*REQUIREMENT:* Comb the records below for the string "icon" and copy each line where it turns up.

** Begin **

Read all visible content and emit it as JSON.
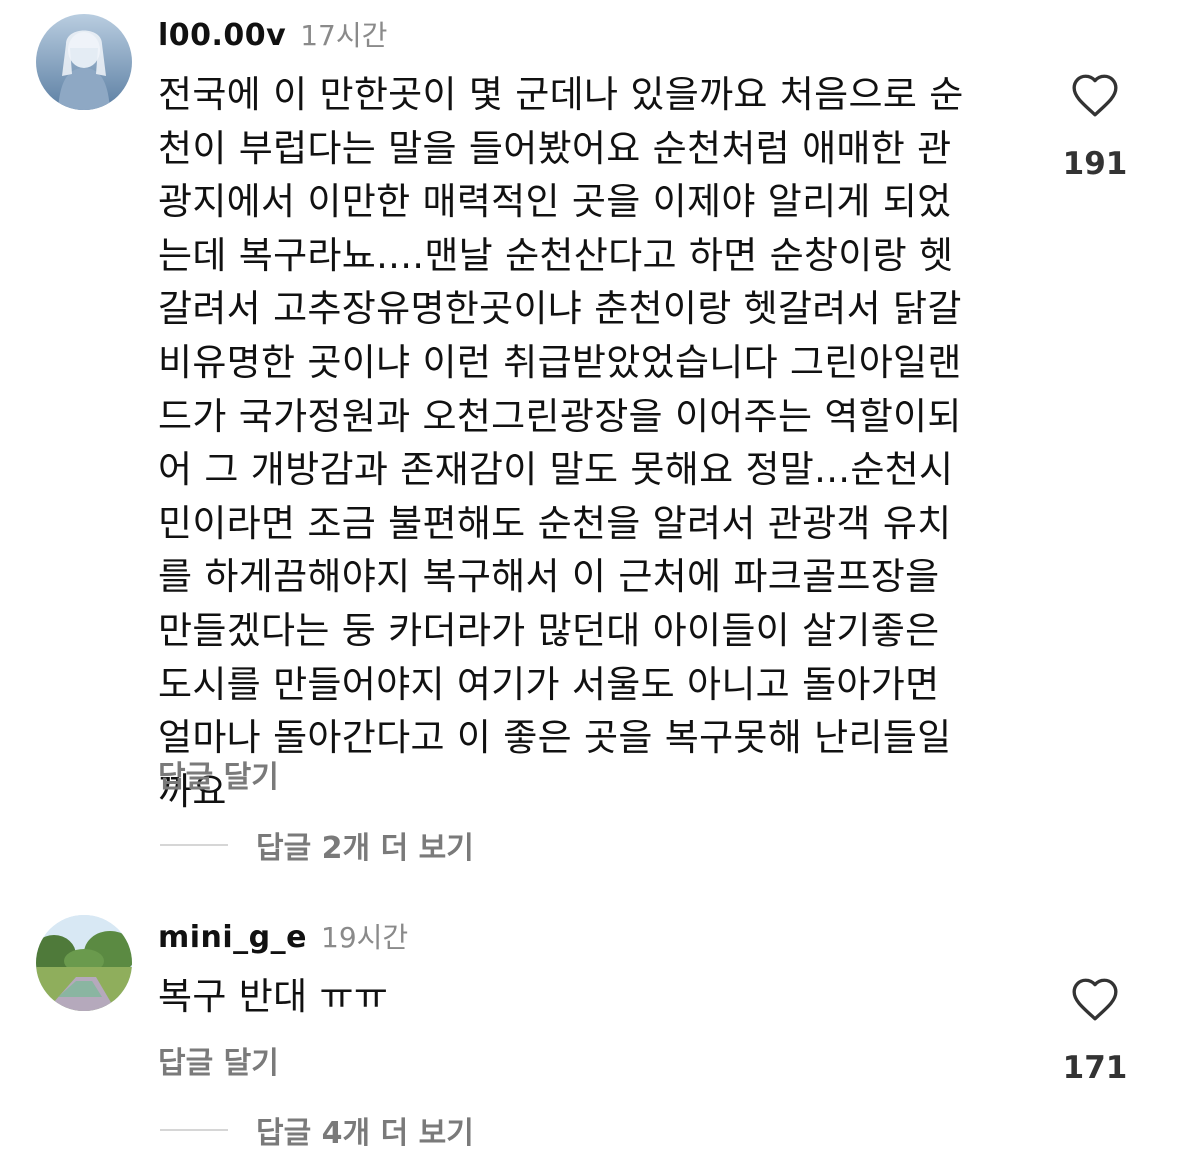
{
  "comments": [
    {
      "username": "l00.00v",
      "time": "17시간",
      "text": "전국에 이 만한곳이 몇 군데나 있을까요 처음으로 순\n천이 부럽다는 말을 들어봤어요 순천처럼 애매한 관\n광지에서 이만한 매력적인 곳을 이제야 알리게 되었\n는데 복구라뇨....맨날 순천산다고 하면 순창이랑 헷\n갈려서 고추장유명한곳이냐 춘천이랑 헷갈려서 닭갈\n비유명한 곳이냐 이런 취급받았었습니다 그린아일랜\n드가 국가정원과 오천그린광장을 이어주는 역할이되\n어 그 개방감과 존재감이 말도 못해요 정말...순천시\n민이라면 조금 불편해도 순천을 알려서 관광객 유치\n를 하게끔해야지 복구해서 이 근처에 파크골프장을\n만들겠다는 둥 카더라가 많던대 아이들이 살기좋은\n도시를 만들어야지 여기가 서울도 아니고 돌아가면\n얼마나 돌아간다고 이 좋은 곳을 복구못해 난리들일\n까요",
      "reply_label": "답글 달기",
      "view_replies": "답글 2개 더 보기",
      "likes": "191",
      "avatar_icon": "avatar-person-icon"
    },
    {
      "username": "mini_g_e",
      "time": "19시간",
      "text": "복구 반대 ㅠㅠ",
      "reply_label": "답글 달기",
      "view_replies": "답글 4개 더 보기",
      "likes": "171",
      "avatar_icon": "avatar-park-icon"
    }
  ],
  "like_icon": "heart-icon"
}
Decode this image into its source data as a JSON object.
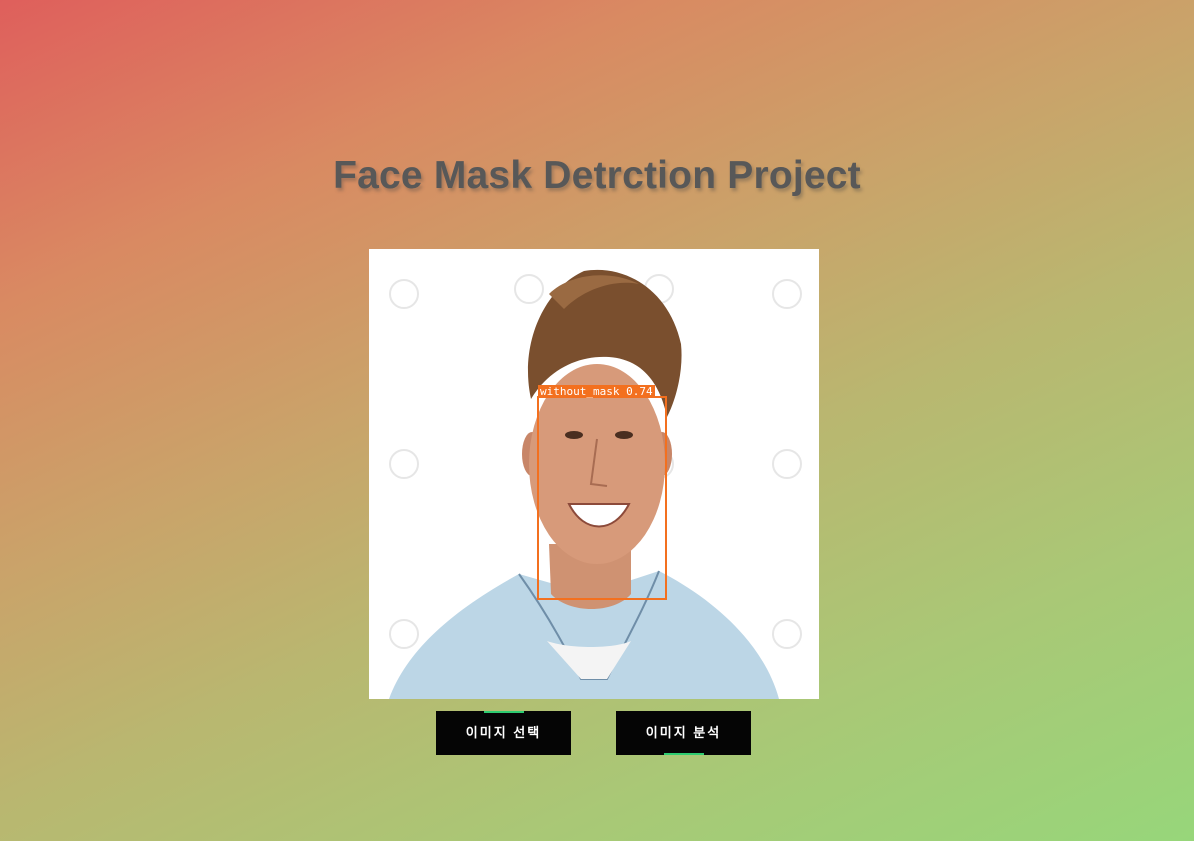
{
  "page": {
    "title": "Face Mask Detrction Project"
  },
  "result_image": {
    "detection_label": "without_mask 0.74",
    "box_color": "#f3701f"
  },
  "buttons": {
    "select_label": "이미지 선택",
    "analyze_label": "이미지 분석"
  },
  "colors": {
    "button_bg": "#050505",
    "button_accent": "#2ecc71",
    "title": "#585858"
  }
}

** End **

*EXERCISE SOLUTION:*
      "avatar_icon": "avatar-person-icon"
      "avatar_icon": "avatar-park-icon"
  "like_icon": "heart-icon"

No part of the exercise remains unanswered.